[start of LISTING]

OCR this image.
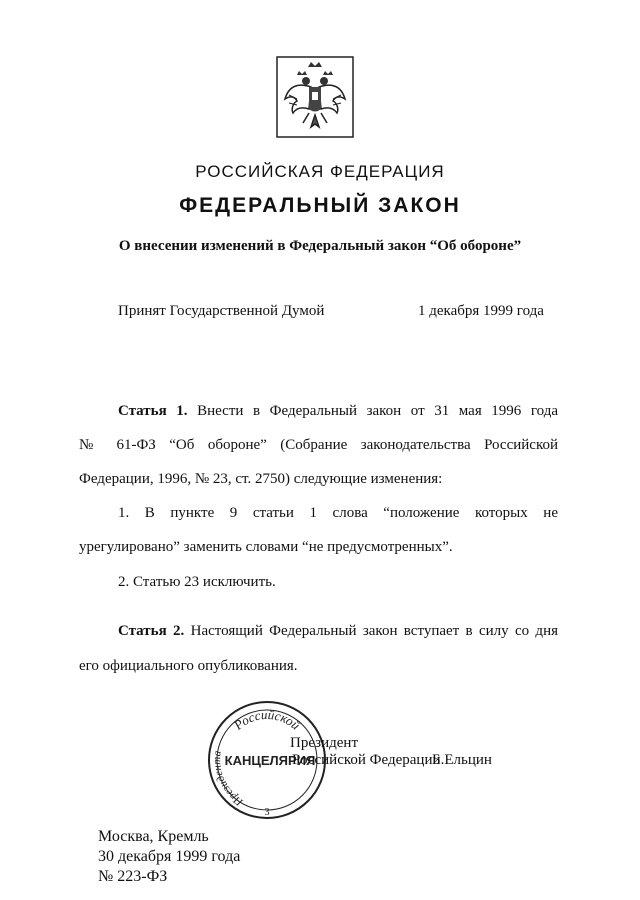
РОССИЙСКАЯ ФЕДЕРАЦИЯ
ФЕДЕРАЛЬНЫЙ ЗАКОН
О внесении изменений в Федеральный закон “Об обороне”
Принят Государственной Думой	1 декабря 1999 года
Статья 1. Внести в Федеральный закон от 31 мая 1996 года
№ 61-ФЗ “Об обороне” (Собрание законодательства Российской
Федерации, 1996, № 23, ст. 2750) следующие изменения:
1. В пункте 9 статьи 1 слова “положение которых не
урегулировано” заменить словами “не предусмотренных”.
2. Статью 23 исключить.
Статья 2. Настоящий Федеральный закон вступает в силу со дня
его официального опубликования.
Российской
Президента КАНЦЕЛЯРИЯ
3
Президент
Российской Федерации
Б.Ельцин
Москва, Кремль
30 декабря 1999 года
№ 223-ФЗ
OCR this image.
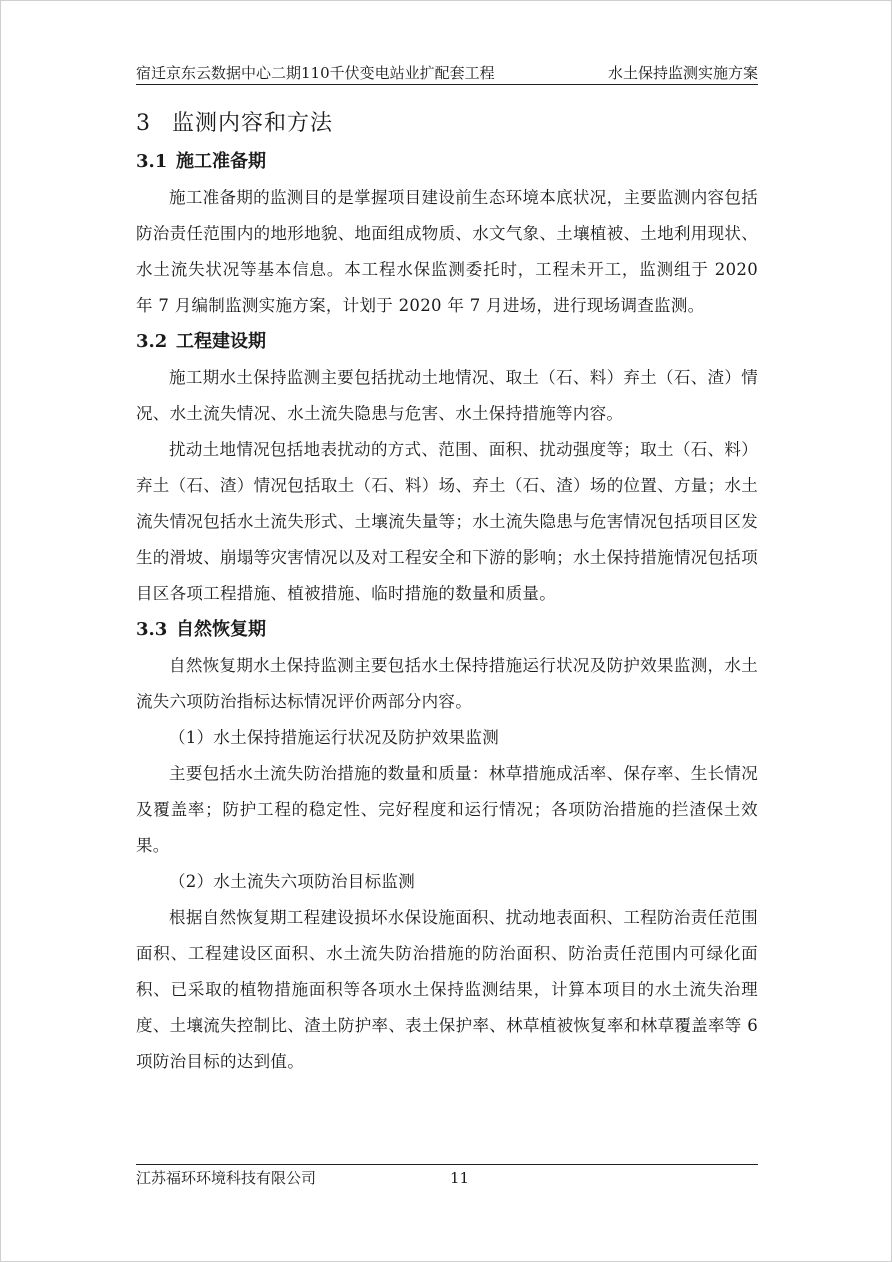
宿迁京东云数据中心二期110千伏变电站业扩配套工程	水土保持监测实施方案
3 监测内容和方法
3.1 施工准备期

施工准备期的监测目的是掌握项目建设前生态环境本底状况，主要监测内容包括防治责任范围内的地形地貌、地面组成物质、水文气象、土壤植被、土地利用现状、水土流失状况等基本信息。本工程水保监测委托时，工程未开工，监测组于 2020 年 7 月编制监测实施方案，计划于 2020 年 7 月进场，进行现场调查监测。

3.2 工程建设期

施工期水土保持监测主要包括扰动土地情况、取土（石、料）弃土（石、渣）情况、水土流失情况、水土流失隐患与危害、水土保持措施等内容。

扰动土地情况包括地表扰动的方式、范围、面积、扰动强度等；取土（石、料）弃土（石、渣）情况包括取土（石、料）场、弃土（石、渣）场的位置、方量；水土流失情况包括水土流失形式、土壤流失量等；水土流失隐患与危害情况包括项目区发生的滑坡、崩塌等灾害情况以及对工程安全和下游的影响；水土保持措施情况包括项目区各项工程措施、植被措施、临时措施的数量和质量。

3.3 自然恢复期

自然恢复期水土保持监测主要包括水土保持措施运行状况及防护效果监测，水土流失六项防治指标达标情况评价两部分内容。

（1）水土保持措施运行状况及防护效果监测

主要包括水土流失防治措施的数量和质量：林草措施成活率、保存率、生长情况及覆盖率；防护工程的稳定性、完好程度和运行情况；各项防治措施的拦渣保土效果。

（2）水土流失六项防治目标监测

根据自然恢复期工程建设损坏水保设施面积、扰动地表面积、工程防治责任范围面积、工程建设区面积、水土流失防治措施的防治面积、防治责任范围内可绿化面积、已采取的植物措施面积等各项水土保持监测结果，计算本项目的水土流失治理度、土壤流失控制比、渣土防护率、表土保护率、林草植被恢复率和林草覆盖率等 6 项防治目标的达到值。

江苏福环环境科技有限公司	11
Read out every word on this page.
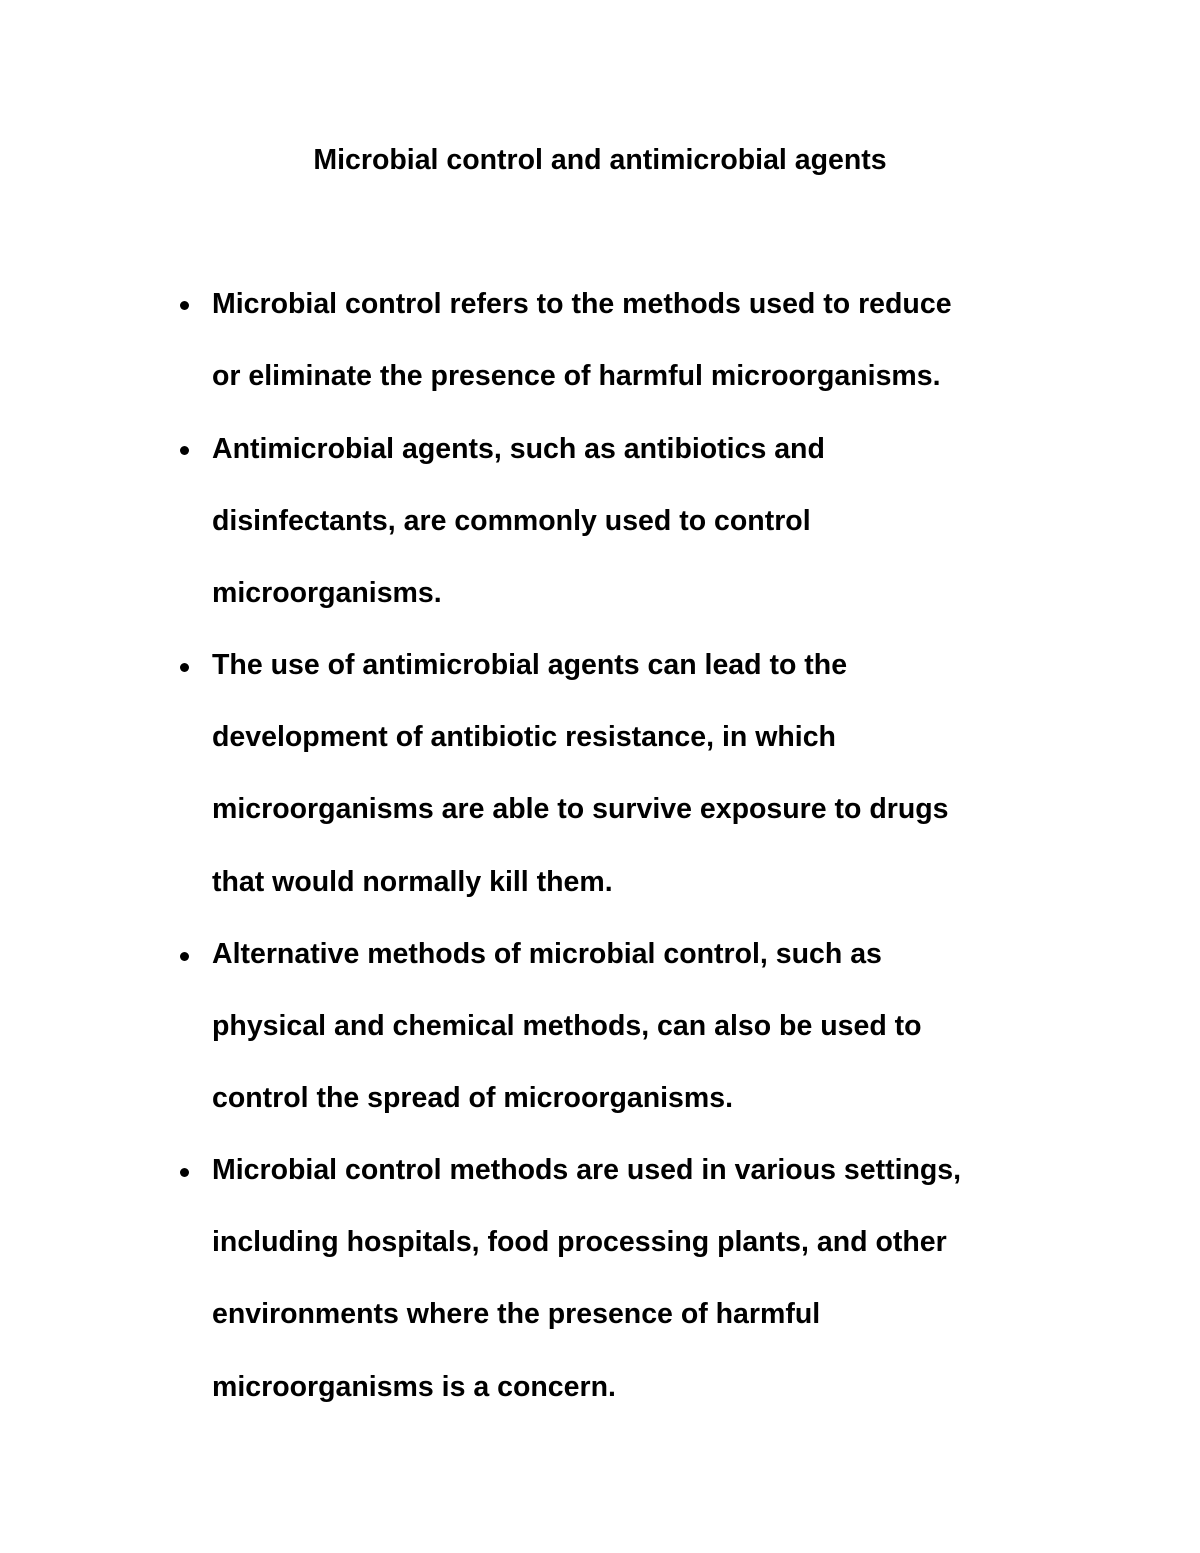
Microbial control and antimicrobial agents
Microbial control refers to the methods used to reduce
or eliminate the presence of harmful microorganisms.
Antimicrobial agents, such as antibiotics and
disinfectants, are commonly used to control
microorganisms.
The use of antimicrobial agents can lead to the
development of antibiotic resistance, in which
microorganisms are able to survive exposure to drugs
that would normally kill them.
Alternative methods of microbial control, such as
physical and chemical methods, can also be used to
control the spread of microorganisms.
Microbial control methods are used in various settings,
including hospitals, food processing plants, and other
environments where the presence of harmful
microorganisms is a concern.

[end of LISTING]

Using the listing above, work out how many of its lines include "Российской", and give only the result.

3